Request: Write out every record below exactly as it appears.

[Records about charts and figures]

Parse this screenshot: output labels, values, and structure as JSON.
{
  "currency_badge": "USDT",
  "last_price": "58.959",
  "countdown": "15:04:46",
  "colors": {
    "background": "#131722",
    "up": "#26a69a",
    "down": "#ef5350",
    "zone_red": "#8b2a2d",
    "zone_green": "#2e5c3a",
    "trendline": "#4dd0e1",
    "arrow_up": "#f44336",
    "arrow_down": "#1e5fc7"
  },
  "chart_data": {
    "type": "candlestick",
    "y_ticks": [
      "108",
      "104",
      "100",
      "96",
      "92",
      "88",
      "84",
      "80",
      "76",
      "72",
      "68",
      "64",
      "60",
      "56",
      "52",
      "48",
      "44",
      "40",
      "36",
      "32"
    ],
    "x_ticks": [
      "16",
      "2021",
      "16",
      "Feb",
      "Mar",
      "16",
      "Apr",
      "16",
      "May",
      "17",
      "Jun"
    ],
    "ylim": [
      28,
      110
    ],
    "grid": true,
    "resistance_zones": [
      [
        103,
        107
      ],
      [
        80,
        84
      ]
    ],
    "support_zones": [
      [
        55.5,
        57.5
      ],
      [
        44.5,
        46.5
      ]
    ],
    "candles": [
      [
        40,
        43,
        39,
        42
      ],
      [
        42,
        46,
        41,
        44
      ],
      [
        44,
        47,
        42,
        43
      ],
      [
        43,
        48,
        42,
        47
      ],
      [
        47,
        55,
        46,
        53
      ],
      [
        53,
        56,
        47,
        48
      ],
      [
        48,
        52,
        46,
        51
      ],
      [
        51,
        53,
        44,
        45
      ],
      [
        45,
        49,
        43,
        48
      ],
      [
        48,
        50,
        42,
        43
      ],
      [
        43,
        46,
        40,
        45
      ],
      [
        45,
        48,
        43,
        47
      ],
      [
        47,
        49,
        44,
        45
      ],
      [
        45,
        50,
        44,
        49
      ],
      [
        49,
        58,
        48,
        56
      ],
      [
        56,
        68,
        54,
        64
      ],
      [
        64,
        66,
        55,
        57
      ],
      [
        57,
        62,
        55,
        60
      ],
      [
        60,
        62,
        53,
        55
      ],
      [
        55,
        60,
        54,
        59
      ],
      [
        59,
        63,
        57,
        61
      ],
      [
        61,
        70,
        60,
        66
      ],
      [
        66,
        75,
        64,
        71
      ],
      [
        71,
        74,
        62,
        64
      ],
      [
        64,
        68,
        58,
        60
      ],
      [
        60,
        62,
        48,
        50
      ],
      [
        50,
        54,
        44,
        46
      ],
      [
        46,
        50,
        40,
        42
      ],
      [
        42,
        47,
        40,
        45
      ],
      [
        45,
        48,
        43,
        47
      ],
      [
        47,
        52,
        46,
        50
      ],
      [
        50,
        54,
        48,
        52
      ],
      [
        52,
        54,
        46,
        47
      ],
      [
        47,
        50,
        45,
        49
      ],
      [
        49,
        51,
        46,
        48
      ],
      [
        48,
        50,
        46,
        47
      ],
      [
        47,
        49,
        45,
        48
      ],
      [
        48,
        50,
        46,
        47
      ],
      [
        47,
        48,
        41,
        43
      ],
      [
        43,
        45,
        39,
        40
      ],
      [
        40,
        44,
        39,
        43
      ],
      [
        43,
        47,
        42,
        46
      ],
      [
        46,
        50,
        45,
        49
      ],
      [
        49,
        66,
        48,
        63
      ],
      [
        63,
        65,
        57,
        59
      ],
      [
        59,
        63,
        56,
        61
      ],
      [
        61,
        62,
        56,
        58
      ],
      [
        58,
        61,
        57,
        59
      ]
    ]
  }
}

Solution for this task:
Parse this screenshot: output labels, values, and structure as JSON.
{
  "currency_badge": "USDT",
  "last_price": "58.959",
  "countdown": "15:04:46",
  "colors": {
    "background": "#131722",
    "up": "#26a69a",
    "down": "#ef5350",
    "zone_red": "#8b2a2d",
    "zone_green": "#2e5c3a",
    "trendline": "#4dd0e1",
    "arrow_up": "#f44336",
    "arrow_down": "#1e5fc7"
  },
  "chart_data": {
    "type": "candlestick",
    "y_ticks": [
      "108",
      "104",
      "100",
      "96",
      "92",
      "88",
      "84",
      "80",
      "76",
      "72",
      "68",
      "64",
      "60",
      "56",
      "52",
      "48",
      "44",
      "40",
      "36",
      "32"
    ],
    "x_ticks": [
      "16",
      "2021",
      "16",
      "Feb",
      "Mar",
      "16",
      "Apr",
      "16",
      "May",
      "17",
      "Jun"
    ],
    "ylim": [
      28,
      110
    ],
    "grid": true,
    "resistance_zones": [
      [
        103,
        107
      ],
      [
        80,
        84
      ]
    ],
    "support_zones": [
      [
        55.5,
        57.5
      ],
      [
        44.5,
        46.5
      ]
    ],
    "candles": [
      [
        40,
        43,
        39,
        42
      ],
      [
        42,
        46,
        41,
        44
      ],
      [
        44,
        47,
        42,
        43
      ],
      [
        43,
        48,
        42,
        47
      ],
      [
        47,
        55,
        46,
        53
      ],
      [
        53,
        56,
        47,
        48
      ],
      [
        48,
        52,
        46,
        51
      ],
      [
        51,
        53,
        44,
        45
      ],
      [
        45,
        49,
        43,
        48
      ],
      [
        48,
        50,
        42,
        43
      ],
      [
        43,
        46,
        40,
        45
      ],
      [
        45,
        48,
        43,
        47
      ],
      [
        47,
        49,
        44,
        45
      ],
      [
        45,
        50,
        44,
        49
      ],
      [
        49,
        58,
        48,
        56
      ],
      [
        56,
        68,
        54,
        64
      ],
      [
        64,
        66,
        55,
        57
      ],
      [
        57,
        62,
        55,
        60
      ],
      [
        60,
        62,
        53,
        55
      ],
      [
        55,
        60,
        54,
        59
      ],
      [
        59,
        63,
        57,
        61
      ],
      [
        61,
        70,
        60,
        66
      ],
      [
        66,
        75,
        64,
        71
      ],
      [
        71,
        74,
        62,
        64
      ],
      [
        64,
        68,
        58,
        60
      ],
      [
        60,
        62,
        48,
        50
      ],
      [
        50,
        54,
        44,
        46
      ],
      [
        46,
        50,
        40,
        42
      ],
      [
        42,
        47,
        40,
        45
      ],
      [
        45,
        48,
        43,
        47
      ],
      [
        47,
        52,
        46,
        50
      ],
      [
        50,
        54,
        48,
        52
      ],
      [
        52,
        54,
        46,
        47
      ],
      [
        47,
        50,
        45,
        49
      ],
      [
        49,
        51,
        46,
        48
      ],
      [
        48,
        50,
        46,
        47
      ],
      [
        47,
        49,
        45,
        48
      ],
      [
        48,
        50,
        46,
        47
      ],
      [
        47,
        48,
        41,
        43
      ],
      [
        43,
        45,
        39,
        40
      ],
      [
        40,
        44,
        39,
        43
      ],
      [
        43,
        47,
        42,
        46
      ],
      [
        46,
        50,
        45,
        49
      ],
      [
        49,
        66,
        48,
        63
      ],
      [
        63,
        65,
        57,
        59
      ],
      [
        59,
        63,
        56,
        61
      ],
      [
        61,
        62,
        56,
        58
      ],
      [
        58,
        61,
        57,
        59
      ]
    ]
  }
}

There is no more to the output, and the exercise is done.